**TASK A**
In the forum thread about the Pudzianowski fight, which fighter does Rauno remember Marius talking about going against?

....................

This is going to be like Destruction Derby two silly looking objects that make a lot of pointless noise meeting in the middle until one of them is broken,lol

The sad thing is i'm kinda looking forward to it.


----------



## kantowrestler (Jun 6, 2009)

I guess you don't count his womping by Sylvia as a knockout? Though I do agree he would be full of himself saying he could womp Brock. And of course you're being sarcastic.


----------



## oldfan (Mar 14, 2010)

uh... guys the fights over. putz got embarrassed again


----------



## kantowrestler (Jun 6, 2009)

Well that's what happens when Pudz goes against an actual MMA fighter. As inconsistant as Thompson is, he does actually have some skills. That is what happened when he fights bad fighters.


----------



## Voiceless (Nov 8, 2010)

No shame on Pudzianowski. Thompson was well prepared, because...


----------



## Rauno (Nov 20, 2009)

Poor Marius was so tired.  I remember when he first came into the scene and talked about going against Lesnar, good times.


----------



## oldfan (Mar 14, 2010)

Voiceless said:


> No shame on Pudzianowski. Thompson was well prepared, because...


^^ that's good. I would'a sworn that Thompson lost that fight but, hey.... videos don't lie.

"one word: I win" -James Thompson :thumb02:


----------

....................

**TASK B**
Lay out the records from their first line through the line containing "section-absolutzeit: 1 ABS" as a Markdown table with the columns Row and Line, leaving out any blank lines.

Extracted data entries:
....................

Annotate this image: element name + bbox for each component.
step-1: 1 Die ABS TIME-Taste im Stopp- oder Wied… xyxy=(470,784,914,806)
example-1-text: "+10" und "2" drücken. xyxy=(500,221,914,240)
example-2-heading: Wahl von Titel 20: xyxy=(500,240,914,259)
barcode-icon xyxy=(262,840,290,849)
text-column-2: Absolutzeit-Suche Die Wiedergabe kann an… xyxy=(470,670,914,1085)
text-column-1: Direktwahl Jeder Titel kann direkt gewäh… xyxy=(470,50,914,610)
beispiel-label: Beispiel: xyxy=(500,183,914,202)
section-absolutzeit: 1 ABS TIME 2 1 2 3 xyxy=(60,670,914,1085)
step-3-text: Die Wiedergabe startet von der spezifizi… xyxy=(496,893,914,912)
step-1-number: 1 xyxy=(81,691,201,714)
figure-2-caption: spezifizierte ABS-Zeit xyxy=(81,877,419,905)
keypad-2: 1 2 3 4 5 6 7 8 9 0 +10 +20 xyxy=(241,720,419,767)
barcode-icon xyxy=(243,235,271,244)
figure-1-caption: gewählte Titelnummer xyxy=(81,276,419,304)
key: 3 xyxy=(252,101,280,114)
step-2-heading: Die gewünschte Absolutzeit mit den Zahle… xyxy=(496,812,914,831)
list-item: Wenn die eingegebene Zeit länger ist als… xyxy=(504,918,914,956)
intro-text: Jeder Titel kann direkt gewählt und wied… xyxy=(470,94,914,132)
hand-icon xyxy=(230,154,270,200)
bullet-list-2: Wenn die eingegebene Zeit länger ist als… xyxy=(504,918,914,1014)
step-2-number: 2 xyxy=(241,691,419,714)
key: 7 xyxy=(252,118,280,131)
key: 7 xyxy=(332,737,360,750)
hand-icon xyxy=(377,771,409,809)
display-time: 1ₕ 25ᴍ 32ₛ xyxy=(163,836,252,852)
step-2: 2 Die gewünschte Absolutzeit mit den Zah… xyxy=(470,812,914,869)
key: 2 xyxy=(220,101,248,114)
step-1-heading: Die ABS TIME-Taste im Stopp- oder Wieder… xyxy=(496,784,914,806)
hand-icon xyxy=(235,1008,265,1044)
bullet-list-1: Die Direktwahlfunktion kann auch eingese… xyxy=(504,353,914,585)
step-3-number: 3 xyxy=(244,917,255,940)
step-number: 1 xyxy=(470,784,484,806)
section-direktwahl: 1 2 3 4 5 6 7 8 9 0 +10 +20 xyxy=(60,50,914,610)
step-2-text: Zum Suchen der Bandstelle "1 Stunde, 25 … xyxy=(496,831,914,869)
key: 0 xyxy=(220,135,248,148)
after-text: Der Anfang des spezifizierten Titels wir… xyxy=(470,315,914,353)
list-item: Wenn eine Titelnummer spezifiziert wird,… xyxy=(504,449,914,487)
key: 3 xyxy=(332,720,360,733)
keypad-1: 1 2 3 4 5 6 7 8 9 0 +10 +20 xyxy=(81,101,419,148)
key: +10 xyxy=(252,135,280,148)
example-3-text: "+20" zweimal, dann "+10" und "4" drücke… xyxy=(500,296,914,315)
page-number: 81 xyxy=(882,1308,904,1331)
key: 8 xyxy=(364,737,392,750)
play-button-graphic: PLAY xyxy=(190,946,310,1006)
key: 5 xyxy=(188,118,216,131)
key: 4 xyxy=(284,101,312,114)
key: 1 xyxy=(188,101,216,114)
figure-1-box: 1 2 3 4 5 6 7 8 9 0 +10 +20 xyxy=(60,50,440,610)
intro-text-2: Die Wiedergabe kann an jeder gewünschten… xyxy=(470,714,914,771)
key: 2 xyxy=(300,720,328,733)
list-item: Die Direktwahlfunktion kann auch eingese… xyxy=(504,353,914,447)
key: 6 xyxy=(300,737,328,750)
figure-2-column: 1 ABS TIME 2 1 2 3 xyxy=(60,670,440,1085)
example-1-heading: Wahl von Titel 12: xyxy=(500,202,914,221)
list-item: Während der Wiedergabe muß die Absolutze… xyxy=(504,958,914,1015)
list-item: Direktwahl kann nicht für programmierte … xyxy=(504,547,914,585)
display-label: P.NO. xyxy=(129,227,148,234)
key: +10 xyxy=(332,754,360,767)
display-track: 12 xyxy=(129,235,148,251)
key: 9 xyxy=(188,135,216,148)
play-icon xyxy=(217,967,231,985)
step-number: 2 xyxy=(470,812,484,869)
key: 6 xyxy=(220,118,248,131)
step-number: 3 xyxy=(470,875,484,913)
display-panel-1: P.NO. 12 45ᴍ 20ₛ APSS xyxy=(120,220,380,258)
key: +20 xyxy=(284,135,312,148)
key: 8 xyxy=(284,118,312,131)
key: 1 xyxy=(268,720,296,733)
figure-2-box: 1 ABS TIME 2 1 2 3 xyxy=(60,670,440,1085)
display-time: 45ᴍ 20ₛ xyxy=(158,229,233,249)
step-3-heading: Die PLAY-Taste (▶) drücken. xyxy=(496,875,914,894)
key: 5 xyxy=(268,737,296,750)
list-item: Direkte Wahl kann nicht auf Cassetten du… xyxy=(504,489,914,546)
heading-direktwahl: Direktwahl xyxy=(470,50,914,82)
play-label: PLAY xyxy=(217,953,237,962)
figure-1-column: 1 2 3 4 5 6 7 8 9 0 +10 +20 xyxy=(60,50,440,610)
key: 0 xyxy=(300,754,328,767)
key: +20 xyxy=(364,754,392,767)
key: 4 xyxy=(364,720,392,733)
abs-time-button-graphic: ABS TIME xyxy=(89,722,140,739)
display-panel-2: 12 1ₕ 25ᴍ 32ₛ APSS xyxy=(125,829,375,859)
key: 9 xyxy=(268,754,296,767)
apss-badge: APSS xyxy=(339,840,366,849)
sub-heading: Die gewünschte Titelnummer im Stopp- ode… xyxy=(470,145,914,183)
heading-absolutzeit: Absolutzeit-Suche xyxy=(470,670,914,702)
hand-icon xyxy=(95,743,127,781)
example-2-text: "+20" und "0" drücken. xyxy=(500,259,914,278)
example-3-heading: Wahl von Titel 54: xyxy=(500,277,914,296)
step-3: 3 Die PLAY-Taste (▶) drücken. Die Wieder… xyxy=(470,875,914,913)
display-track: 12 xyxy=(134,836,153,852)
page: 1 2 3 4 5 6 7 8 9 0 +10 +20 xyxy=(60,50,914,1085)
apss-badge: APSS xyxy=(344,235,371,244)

....................

**EXERCISE ANSWER A**
Lesnar.

**EXERCISE ANSWER B**
| Row | Line |
|---|---|
| 1 | Annotate this image: element name + bbox for each component. |
| 2 | step-1: 1 Die ABS TIME-Taste im Stopp- oder Wied… xyxy=(470,784,914,806) |
| 3 | example-1-text: "+10" und "2" drücken. xyxy=(500,221,914,240) |
| 4 | example-2-heading: Wahl von Titel 20: xyxy=(500,240,914,259) |
| 5 | barcode-icon xyxy=(262,840,290,849) |
| 6 | text-column-2: Absolutzeit-Suche Die Wiedergabe kann an… xyxy=(470,670,914,1085) |
| 7 | text-column-1: Direktwahl Jeder Titel kann direkt gewäh… xyxy=(470,50,914,610) |
| 8 | beispiel-label: Beispiel: xyxy=(500,183,914,202) |
| 9 | section-absolutzeit: 1 ABS TIME 2 1 2 3 xyxy=(60,670,914,1085) |